▶ **WORK REQUIRED**
Repeat the material exactly, every line of it.

*****

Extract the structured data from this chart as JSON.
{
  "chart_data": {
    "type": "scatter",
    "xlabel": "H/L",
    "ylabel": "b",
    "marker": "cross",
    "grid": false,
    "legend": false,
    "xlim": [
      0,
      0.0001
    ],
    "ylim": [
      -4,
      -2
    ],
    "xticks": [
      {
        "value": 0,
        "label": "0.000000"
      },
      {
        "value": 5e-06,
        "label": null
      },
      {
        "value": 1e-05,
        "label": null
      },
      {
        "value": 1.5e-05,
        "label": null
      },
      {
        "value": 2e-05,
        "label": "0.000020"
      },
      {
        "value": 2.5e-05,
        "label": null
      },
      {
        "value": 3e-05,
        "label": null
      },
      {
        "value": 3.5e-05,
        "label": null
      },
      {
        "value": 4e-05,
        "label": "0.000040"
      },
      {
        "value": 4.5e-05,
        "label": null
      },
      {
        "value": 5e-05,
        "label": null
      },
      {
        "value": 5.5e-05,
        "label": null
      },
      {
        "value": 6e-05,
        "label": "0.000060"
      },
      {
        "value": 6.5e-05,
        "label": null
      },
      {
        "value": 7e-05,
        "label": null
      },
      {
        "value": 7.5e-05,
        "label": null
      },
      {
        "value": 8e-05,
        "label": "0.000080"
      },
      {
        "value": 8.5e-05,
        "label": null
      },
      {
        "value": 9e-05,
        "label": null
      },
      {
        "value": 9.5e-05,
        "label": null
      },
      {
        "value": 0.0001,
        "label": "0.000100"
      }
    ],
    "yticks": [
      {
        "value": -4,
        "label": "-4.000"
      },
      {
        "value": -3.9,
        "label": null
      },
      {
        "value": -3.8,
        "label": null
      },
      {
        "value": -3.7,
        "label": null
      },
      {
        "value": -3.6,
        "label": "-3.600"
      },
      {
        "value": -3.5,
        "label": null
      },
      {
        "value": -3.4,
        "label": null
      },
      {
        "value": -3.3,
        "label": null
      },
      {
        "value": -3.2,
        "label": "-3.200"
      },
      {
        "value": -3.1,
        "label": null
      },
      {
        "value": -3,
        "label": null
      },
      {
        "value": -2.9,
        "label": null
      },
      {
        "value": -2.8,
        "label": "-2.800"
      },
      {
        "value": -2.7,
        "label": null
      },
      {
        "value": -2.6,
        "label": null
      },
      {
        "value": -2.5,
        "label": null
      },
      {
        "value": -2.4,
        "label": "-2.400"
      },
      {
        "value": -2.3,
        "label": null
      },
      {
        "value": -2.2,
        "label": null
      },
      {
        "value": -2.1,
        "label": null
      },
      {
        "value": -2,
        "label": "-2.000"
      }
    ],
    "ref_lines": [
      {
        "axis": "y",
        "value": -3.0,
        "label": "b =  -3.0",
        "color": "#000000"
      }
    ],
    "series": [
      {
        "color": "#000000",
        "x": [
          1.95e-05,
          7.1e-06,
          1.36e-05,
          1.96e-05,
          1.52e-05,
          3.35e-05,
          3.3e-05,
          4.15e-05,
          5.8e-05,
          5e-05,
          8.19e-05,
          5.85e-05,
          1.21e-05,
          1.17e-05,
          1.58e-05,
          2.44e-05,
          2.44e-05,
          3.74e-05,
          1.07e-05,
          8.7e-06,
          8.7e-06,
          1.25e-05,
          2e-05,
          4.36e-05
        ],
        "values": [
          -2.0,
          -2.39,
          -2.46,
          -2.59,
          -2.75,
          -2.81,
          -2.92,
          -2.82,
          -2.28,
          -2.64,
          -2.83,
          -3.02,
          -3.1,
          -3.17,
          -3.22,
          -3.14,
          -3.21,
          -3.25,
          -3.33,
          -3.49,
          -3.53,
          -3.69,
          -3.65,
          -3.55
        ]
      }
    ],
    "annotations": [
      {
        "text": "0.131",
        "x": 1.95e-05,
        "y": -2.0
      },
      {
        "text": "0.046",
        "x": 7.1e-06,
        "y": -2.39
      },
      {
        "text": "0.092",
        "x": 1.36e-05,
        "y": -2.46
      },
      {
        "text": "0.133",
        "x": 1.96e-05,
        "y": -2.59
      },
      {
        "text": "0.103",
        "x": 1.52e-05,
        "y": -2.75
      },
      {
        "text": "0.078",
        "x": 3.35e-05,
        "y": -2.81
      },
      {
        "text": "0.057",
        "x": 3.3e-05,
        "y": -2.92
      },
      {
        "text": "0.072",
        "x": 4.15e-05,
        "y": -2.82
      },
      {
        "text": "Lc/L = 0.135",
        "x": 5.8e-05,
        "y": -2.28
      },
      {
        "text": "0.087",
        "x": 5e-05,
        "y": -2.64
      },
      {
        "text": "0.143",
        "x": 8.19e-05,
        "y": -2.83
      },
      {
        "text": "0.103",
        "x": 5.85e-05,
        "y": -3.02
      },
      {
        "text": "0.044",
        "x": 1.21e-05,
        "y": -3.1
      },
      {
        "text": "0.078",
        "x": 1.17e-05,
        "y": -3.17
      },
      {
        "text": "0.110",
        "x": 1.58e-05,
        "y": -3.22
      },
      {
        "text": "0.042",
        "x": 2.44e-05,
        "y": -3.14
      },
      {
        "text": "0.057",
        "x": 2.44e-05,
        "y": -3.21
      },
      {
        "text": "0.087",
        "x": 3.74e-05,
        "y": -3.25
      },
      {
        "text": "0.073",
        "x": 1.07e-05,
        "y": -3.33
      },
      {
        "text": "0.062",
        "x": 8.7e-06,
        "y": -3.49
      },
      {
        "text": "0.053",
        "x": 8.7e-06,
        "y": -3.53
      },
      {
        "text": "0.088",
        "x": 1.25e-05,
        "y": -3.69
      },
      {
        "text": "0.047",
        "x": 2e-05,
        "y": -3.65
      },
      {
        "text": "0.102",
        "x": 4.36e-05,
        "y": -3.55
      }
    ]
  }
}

*****

▶ **FINAL ANSWER**
Extract the structured data from this chart as JSON.
{
  "chart_data": {
    "type": "scatter",
    "xlabel": "H/L",
    "ylabel": "b",
    "marker": "cross",
    "grid": false,
    "legend": false,
    "xlim": [
      0,
      0.0001
    ],
    "ylim": [
      -4,
      -2
    ],
    "xticks": [
      {
        "value": 0,
        "label": "0.000000"
      },
      {
        "value": 5e-06,
        "label": null
      },
      {
        "value": 1e-05,
        "label": null
      },
      {
        "value": 1.5e-05,
        "label": null
      },
      {
        "value": 2e-05,
        "label": "0.000020"
      },
      {
        "value": 2.5e-05,
        "label": null
      },
      {
        "value": 3e-05,
        "label": null
      },
      {
        "value": 3.5e-05,
        "label": null
      },
      {
        "value": 4e-05,
        "label": "0.000040"
      },
      {
        "value": 4.5e-05,
        "label": null
      },
      {
        "value": 5e-05,
        "label": null
      },
      {
        "value": 5.5e-05,
        "label": null
      },
      {
        "value": 6e-05,
        "label": "0.000060"
      },
      {
        "value": 6.5e-05,
        "label": null
      },
      {
        "value": 7e-05,
        "label": null
      },
      {
        "value": 7.5e-05,
        "label": null
      },
      {
        "value": 8e-05,
        "label": "0.000080"
      },
      {
        "value": 8.5e-05,
        "label": null
      },
      {
        "value": 9e-05,
        "label": null
      },
      {
        "value": 9.5e-05,
        "label": null
      },
      {
        "value": 0.0001,
        "label": "0.000100"
      }
    ],
    "yticks": [
      {
        "value": -4,
        "label": "-4.000"
      },
      {
        "value": -3.9,
        "label": null
      },
      {
        "value": -3.8,
        "label": null
      },
      {
        "value": -3.7,
        "label": null
      },
      {
        "value": -3.6,
        "label": "-3.600"
      },
      {
        "value": -3.5,
        "label": null
      },
      {
        "value": -3.4,
        "label": null
      },
      {
        "value": -3.3,
        "label": null
      },
      {
        "value": -3.2,
        "label": "-3.200"
      },
      {
        "value": -3.1,
        "label": null
      },
      {
        "value": -3,
        "label": null
      },
      {
        "value": -2.9,
        "label": null
      },
      {
        "value": -2.8,
        "label": "-2.800"
      },
      {
        "value": -2.7,
        "label": null
      },
      {
        "value": -2.6,
        "label": null
      },
      {
        "value": -2.5,
        "label": null
      },
      {
        "value": -2.4,
        "label": "-2.400"
      },
      {
        "value": -2.3,
        "label": null
      },
      {
        "value": -2.2,
        "label": null
      },
      {
        "value": -2.1,
        "label": null
      },
      {
        "value": -2,
        "label": "-2.000"
      }
    ],
    "ref_lines": [
      {
        "axis": "y",
        "value": -3.0,
        "label": "b =  -3.0",
        "color": "#000000"
      }
    ],
    "series": [
      {
        "color": "#000000",
        "x": [
          1.95e-05,
          7.1e-06,
          1.36e-05,
          1.96e-05,
          1.52e-05,
          3.35e-05,
          3.3e-05,
          4.15e-05,
          5.8e-05,
          5e-05,
          8.19e-05,
          5.85e-05,
          1.21e-05,
          1.17e-05,
          1.58e-05,
          2.44e-05,
          2.44e-05,
          3.74e-05,
          1.07e-05,
          8.7e-06,
          8.7e-06,
          1.25e-05,
          2e-05,
          4.36e-05
        ],
        "values": [
          -2.0,
          -2.39,
          -2.46,
          -2.59,
          -2.75,
          -2.81,
          -2.92,
          -2.82,
          -2.28,
          -2.64,
          -2.83,
          -3.02,
          -3.1,
          -3.17,
          -3.22,
          -3.14,
          -3.21,
          -3.25,
          -3.33,
          -3.49,
          -3.53,
          -3.69,
          -3.65,
          -3.55
        ]
      }
    ],
    "annotations": [
      {
        "text": "0.131",
        "x": 1.95e-05,
        "y": -2.0
      },
      {
        "text": "0.046",
        "x": 7.1e-06,
        "y": -2.39
      },
      {
        "text": "0.092",
        "x": 1.36e-05,
        "y": -2.46
      },
      {
        "text": "0.133",
        "x": 1.96e-05,
        "y": -2.59
      },
      {
        "text": "0.103",
        "x": 1.52e-05,
        "y": -2.75
      },
      {
        "text": "0.078",
        "x": 3.35e-05,
        "y": -2.81
      },
      {
        "text": "0.057",
        "x": 3.3e-05,
        "y": -2.92
      },
      {
        "text": "0.072",
        "x": 4.15e-05,
        "y": -2.82
      },
      {
        "text": "Lc/L = 0.135",
        "x": 5.8e-05,
        "y": -2.28
      },
      {
        "text": "0.087",
        "x": 5e-05,
        "y": -2.64
      },
      {
        "text": "0.143",
        "x": 8.19e-05,
        "y": -2.83
      },
      {
        "text": "0.103",
        "x": 5.85e-05,
        "y": -3.02
      },
      {
        "text": "0.044",
        "x": 1.21e-05,
        "y": -3.1
      },
      {
        "text": "0.078",
        "x": 1.17e-05,
        "y": -3.17
      },
      {
        "text": "0.110",
        "x": 1.58e-05,
        "y": -3.22
      },
      {
        "text": "0.042",
        "x": 2.44e-05,
        "y": -3.14
      },
      {
        "text": "0.057",
        "x": 2.44e-05,
        "y": -3.21
      },
      {
        "text": "0.087",
        "x": 3.74e-05,
        "y": -3.25
      },
      {
        "text": "0.073",
        "x": 1.07e-05,
        "y": -3.33
      },
      {
        "text": "0.062",
        "x": 8.7e-06,
        "y": -3.49
      },
      {
        "text": "0.053",
        "x": 8.7e-06,
        "y": -3.53
      },
      {
        "text": "0.088",
        "x": 1.25e-05,
        "y": -3.69
      },
      {
        "text": "0.047",
        "x": 2e-05,
        "y": -3.65
      },
      {
        "text": "0.102",
        "x": 4.36e-05,
        "y": -3.55
      }
    ]
  }
}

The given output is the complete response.